[Excerpt from a dataset]
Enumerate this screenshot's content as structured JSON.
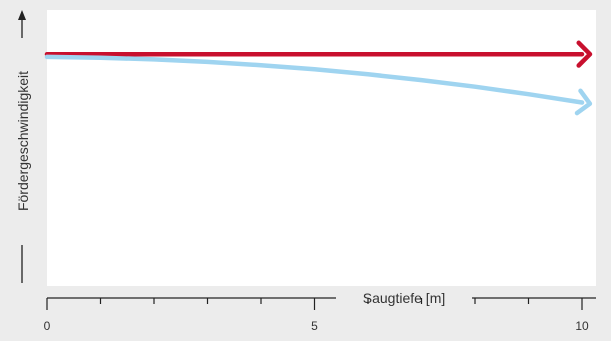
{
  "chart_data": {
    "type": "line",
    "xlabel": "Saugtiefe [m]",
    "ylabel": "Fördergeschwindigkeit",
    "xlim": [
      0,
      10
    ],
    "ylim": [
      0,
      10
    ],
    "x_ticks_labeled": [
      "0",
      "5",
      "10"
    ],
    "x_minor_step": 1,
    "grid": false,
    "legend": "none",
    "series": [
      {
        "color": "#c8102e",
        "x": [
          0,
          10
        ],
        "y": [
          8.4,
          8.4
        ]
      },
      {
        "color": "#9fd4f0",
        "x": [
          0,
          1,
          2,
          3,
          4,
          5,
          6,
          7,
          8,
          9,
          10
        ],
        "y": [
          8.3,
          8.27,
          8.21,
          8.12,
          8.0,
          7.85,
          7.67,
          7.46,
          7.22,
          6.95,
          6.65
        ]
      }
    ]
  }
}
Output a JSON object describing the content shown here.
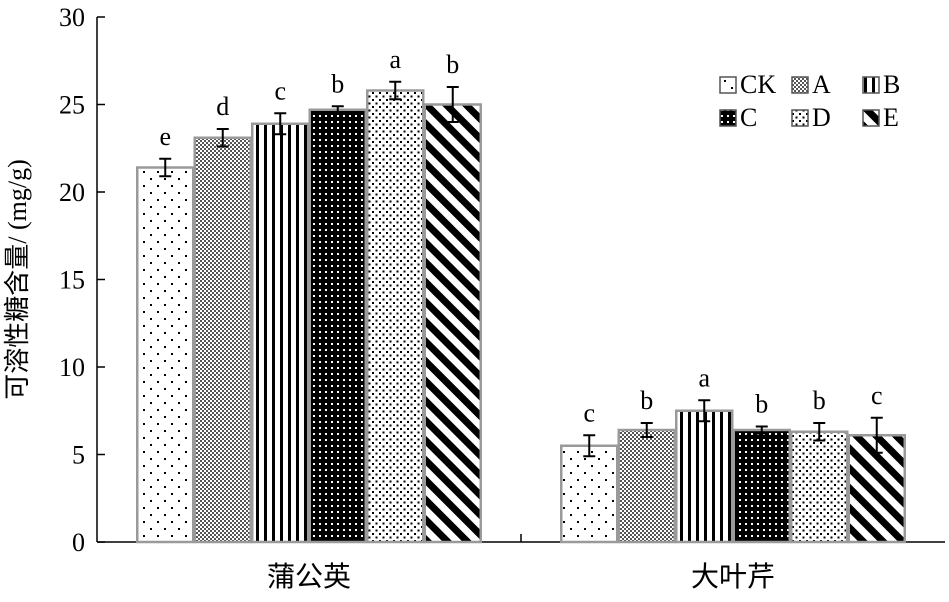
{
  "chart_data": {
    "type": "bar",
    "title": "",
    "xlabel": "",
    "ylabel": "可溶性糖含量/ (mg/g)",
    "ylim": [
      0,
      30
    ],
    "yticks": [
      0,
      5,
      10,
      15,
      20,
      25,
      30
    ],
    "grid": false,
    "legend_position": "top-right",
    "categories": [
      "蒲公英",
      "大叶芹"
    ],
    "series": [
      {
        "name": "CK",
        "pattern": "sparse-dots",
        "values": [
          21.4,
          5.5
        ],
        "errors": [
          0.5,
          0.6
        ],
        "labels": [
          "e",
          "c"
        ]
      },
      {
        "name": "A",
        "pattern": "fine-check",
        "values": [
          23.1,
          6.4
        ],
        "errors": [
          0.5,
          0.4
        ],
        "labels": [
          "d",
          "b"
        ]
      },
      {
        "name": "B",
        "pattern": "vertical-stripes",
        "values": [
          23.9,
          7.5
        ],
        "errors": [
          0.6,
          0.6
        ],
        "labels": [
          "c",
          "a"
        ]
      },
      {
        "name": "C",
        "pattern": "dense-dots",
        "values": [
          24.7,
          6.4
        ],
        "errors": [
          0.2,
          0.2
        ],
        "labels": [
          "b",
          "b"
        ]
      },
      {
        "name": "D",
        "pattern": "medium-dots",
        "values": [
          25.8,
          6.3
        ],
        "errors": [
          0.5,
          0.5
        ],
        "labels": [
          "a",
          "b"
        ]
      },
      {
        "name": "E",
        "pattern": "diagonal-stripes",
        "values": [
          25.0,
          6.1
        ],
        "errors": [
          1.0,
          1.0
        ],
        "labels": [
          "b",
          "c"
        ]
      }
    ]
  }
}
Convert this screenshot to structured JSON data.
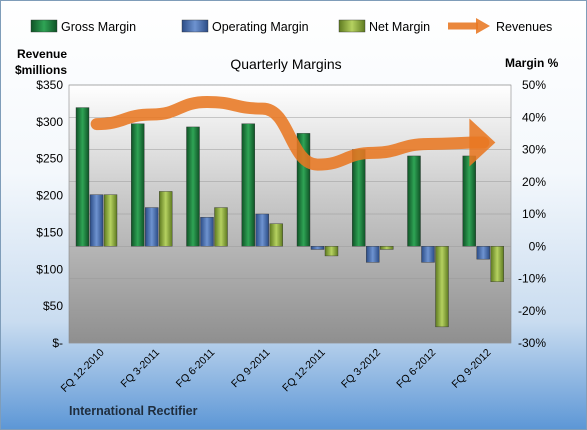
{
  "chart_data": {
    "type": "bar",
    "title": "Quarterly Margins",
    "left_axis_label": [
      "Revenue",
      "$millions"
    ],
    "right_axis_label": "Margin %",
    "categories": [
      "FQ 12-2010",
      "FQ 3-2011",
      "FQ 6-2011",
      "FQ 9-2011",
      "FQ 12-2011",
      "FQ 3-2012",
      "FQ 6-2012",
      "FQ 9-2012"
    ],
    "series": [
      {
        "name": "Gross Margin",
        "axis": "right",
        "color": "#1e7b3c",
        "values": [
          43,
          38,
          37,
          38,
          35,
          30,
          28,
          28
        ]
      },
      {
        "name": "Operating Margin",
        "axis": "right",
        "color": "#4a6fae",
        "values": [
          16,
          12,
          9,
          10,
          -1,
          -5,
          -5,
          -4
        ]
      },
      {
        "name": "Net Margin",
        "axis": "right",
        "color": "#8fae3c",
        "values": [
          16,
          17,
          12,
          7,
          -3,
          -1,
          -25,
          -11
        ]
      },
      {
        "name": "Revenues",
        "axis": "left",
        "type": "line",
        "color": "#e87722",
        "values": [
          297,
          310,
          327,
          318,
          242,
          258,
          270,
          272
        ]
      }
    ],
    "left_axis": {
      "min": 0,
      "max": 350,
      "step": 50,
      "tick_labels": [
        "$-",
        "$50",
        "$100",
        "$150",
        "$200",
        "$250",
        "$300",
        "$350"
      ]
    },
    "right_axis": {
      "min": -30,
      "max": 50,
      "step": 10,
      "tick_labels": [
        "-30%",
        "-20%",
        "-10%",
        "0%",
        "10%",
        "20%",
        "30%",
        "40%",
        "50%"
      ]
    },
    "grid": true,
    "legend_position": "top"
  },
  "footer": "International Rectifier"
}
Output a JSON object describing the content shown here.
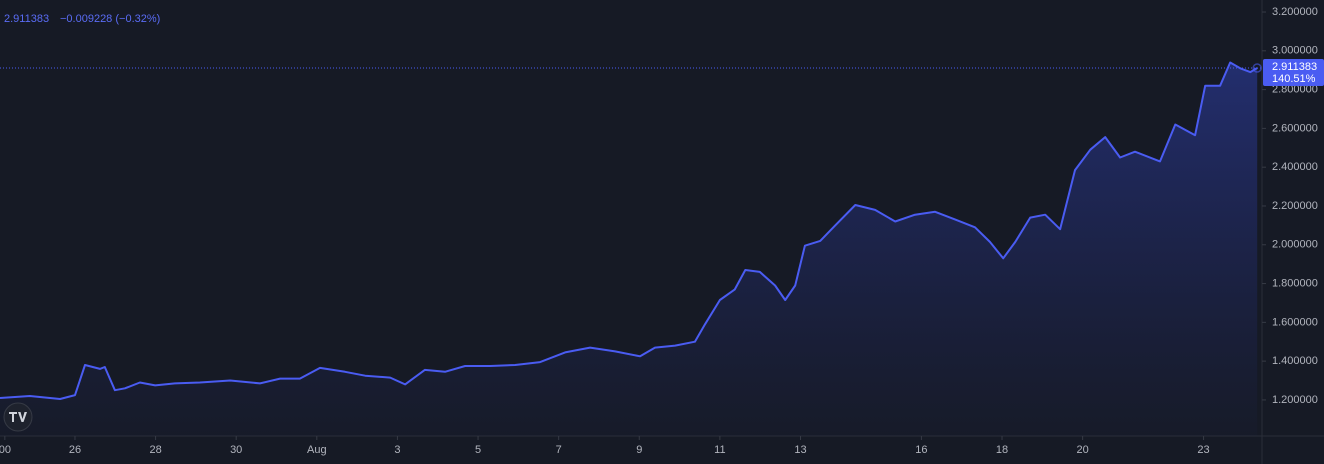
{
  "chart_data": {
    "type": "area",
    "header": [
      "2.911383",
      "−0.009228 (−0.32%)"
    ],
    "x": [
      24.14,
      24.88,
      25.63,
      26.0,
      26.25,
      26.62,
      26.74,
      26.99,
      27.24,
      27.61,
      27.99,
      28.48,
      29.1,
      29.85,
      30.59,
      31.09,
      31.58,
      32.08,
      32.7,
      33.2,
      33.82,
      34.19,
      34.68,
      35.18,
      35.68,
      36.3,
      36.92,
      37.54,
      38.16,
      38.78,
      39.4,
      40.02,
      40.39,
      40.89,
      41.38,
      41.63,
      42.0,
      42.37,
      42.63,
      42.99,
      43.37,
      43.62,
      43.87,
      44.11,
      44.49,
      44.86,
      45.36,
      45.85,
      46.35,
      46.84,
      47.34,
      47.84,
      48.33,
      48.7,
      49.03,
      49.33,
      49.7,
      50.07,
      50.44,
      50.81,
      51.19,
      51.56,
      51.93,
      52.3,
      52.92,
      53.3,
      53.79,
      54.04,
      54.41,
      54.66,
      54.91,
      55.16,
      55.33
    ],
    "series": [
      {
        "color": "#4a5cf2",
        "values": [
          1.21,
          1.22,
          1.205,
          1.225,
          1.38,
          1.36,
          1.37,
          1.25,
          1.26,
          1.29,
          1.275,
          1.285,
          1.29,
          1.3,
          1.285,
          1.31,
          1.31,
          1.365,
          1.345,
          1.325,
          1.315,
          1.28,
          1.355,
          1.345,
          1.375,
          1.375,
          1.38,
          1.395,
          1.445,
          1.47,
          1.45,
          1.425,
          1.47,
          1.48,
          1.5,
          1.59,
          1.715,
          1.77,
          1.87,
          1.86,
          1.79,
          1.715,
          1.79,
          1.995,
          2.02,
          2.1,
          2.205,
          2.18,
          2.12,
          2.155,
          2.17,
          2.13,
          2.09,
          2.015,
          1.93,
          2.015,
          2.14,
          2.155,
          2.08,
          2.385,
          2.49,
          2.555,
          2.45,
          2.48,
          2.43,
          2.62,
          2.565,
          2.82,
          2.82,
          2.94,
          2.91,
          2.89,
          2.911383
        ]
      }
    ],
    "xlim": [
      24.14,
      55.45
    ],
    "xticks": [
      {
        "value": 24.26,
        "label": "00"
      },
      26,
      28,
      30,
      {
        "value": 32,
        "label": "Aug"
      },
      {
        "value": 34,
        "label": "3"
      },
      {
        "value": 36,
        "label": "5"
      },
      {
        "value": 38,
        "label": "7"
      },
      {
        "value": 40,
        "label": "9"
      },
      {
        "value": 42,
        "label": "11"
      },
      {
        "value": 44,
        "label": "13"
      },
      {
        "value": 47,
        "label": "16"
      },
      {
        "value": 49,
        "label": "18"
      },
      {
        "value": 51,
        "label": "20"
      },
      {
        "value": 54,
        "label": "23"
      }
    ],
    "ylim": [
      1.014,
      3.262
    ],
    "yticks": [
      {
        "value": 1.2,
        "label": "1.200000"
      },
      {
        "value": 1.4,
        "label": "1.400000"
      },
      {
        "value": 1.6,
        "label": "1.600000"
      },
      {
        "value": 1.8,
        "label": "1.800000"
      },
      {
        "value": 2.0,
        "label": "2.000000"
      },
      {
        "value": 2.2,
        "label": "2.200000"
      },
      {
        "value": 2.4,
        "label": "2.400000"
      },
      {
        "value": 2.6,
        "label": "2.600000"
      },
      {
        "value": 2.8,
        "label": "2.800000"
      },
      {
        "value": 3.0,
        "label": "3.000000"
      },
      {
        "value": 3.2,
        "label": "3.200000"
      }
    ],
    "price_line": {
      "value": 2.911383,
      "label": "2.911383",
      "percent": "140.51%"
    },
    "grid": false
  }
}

## Exercise brief
Where a line contains "screenshot", copy that line.

## Result of this task
Enumerate this screenshot's content as structured JSON.
Convert this screenshot to structured JSON data.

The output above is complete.